• _RECORD EXTRACTS_
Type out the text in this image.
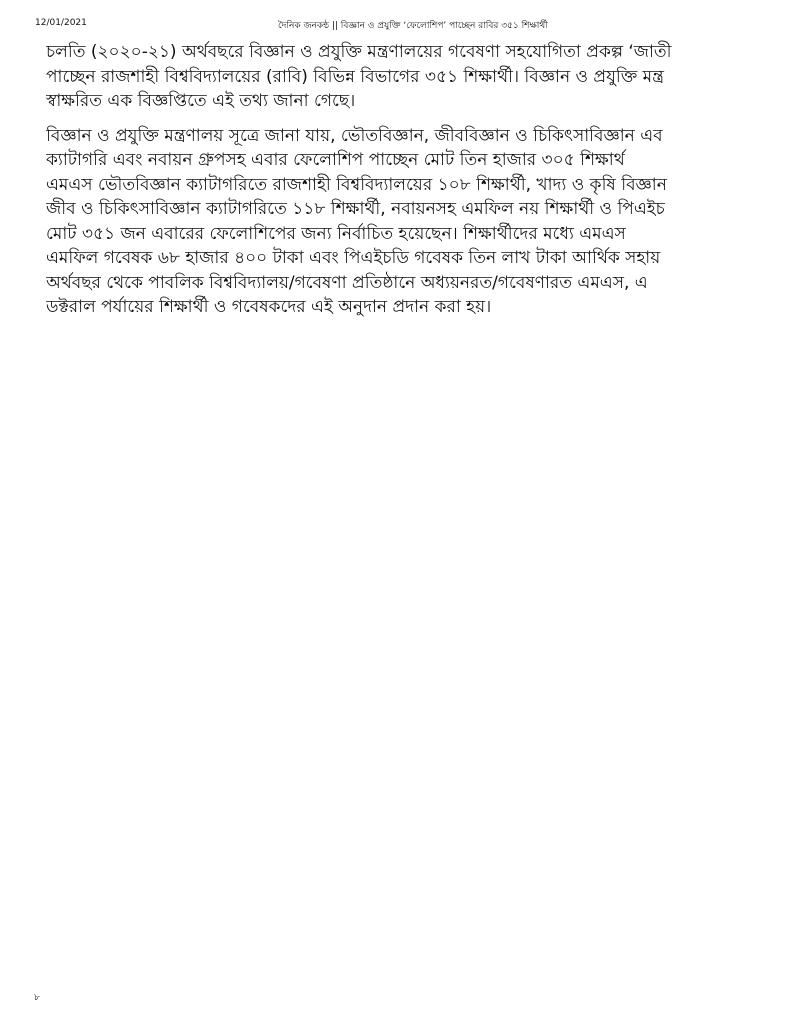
12/01/2021	দৈনিক জনকন্ঠ || বিজ্ঞান ও প্রযুক্তি ‘ফেলোশিপ’ পাচ্ছেন রাবির ৩৫১ শিক্ষার্থী

চলতি (২০২০-২১) অর্থবছরে বিজ্ঞান ও প্রযুক্তি মন্ত্রণালয়ের গবেষণা সহযোগিতা প্রকল্প ‘জাতী
পাচ্ছেন রাজশাহী বিশ্ববিদ্যালয়ের (রাবি) বিভিন্ন বিভাগের ৩৫১ শিক্ষার্থী। বিজ্ঞান ও প্রযুক্তি মন্ত্র
স্বাক্ষরিত এক বিজ্ঞপ্তিতে এই তথ্য জানা গেছে।

বিজ্ঞান ও প্রযুক্তি মন্ত্রণালয় সূত্রে জানা যায়, ভৌতবিজ্ঞান, জীববিজ্ঞান ও চিকিৎসাবিজ্ঞান এব
ক্যাটাগরি এবং নবায়ন গ্রুপসহ এবার ফেলোশিপ পাচ্ছেন মোট তিন হাজার ৩০৫ শিক্ষার্থ
এমএস ভৌতবিজ্ঞান ক্যাটাগরিতে রাজশাহী বিশ্ববিদ্যালয়ের ১০৮ শিক্ষার্থী, খাদ্য ও কৃষি বিজ্ঞান
জীব ও চিকিৎসাবিজ্ঞান ক্যাটাগরিতে ১১৮ শিক্ষার্থী, নবায়নসহ এমফিল নয় শিক্ষার্থী ও পিএইচ
মোট ৩৫১ জন এবারের ফেলোশিপের জন্য নির্বাচিত হয়েছেন। শিক্ষার্থীদের মধ্যে এমএস
এমফিল গবেষক ৬৮ হাজার ৪০০ টাকা এবং পিএইচডি গবেষক তিন লাখ টাকা আর্থিক সহায়
অর্থবছর থেকে পাবলিক বিশ্ববিদ্যালয়/গবেষণা প্রতিষ্ঠানে অধ্যয়নরত/গবেষণারত এমএস, এ
ডক্টরাল পর্যায়ের শিক্ষার্থী ও গবেষকদের এই অনুদান প্রদান করা হয়।

৮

• _GIVEN INSTRUCTION_
Where a line contains the string "এমএস", extract that line.

• _SOLUTION TO THIS TASK_
এমএস ভৌতবিজ্ঞান ক্যাটাগরিতে রাজশাহী বিশ্ববিদ্যালয়ের ১০৮ শিক্ষার্থী, খাদ্য ও কৃষি বিজ্ঞান
মোট ৩৫১ জন এবারের ফেলোশিপের জন্য নির্বাচিত হয়েছেন। শিক্ষার্থীদের মধ্যে এমএস
অর্থবছর থেকে পাবলিক বিশ্ববিদ্যালয়/গবেষণা প্রতিষ্ঠানে অধ্যয়নরত/গবেষণারত এমএস, এ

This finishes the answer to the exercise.